- _Listed records_:

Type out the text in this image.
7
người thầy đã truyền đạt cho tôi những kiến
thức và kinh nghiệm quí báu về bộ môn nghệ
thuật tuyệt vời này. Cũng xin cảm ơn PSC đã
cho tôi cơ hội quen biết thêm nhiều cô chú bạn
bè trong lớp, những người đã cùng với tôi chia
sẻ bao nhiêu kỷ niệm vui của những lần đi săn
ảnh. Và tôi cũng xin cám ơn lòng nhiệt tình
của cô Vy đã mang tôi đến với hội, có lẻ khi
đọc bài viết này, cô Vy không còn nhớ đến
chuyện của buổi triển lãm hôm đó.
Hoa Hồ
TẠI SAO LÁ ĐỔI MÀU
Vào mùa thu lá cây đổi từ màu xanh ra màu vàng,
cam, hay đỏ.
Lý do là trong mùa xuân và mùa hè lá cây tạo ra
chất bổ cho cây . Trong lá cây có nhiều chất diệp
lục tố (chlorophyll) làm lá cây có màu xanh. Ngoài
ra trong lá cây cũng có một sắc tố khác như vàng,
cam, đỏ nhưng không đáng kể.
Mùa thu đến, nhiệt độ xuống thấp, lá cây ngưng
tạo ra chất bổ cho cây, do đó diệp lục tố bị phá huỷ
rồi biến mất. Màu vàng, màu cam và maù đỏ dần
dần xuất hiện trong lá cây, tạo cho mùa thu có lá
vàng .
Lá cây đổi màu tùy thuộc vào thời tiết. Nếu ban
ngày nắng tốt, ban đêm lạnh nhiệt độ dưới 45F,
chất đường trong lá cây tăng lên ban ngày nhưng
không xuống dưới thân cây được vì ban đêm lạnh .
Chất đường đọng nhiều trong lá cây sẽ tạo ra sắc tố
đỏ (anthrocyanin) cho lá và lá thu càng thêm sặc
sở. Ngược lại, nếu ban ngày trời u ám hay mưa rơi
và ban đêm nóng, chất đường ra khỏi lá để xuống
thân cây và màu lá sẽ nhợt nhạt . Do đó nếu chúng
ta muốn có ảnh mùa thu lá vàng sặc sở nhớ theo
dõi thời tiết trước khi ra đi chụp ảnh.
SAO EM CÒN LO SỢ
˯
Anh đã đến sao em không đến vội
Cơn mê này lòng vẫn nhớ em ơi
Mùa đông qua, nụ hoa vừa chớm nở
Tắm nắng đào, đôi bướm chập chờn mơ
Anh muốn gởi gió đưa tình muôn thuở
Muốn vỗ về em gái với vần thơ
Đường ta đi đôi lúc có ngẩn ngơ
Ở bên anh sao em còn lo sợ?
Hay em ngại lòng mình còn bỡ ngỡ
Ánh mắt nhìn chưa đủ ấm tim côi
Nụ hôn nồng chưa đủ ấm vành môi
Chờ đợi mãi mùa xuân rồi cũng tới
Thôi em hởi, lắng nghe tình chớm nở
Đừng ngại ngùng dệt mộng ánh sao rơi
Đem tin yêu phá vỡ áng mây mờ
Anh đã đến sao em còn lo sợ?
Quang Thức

- _Task instructions_:
State only how many lines in the material include "người".

- _Answer to the task_:
2